• **REQUIREMENT**:
Pick out each line in these entries that contains the string "this".
━━━ SUPPLIED RECORDS
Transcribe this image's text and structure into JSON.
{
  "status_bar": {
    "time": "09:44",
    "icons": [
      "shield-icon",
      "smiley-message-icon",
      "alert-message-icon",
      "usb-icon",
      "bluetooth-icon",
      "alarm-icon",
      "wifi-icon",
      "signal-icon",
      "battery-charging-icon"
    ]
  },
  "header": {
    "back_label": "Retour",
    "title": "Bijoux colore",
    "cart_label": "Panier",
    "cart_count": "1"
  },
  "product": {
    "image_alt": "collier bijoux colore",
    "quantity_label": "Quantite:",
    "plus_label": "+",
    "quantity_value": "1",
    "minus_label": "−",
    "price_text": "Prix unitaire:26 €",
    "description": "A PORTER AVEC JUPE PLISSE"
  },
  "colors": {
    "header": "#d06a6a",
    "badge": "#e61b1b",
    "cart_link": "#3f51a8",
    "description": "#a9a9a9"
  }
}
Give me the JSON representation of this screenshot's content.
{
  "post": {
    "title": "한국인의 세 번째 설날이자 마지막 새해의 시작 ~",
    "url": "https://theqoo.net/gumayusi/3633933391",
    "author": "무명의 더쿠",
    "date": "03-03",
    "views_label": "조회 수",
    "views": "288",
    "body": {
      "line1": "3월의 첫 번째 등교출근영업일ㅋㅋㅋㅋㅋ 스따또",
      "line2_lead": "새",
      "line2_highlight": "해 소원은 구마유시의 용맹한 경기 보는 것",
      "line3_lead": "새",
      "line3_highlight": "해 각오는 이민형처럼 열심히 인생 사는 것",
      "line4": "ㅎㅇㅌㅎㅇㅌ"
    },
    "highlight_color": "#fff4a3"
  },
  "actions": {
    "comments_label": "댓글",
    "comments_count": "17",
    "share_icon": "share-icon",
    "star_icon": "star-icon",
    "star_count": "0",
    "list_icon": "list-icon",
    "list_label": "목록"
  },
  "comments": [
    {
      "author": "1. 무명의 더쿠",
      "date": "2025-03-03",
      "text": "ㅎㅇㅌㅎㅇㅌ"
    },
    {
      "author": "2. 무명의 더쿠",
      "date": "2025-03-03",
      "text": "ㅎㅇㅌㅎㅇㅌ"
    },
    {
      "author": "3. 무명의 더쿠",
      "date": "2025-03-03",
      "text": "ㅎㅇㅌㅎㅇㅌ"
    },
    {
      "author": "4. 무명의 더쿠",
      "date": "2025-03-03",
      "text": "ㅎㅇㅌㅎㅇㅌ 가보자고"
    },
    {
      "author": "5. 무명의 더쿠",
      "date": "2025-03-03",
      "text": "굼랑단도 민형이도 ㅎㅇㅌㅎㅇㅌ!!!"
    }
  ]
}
━━━━━━
• **REPLY TO THE EXERCISE**:
Transcribe this image's text and structure into JSON.
Give me the JSON representation of this screenshot's content.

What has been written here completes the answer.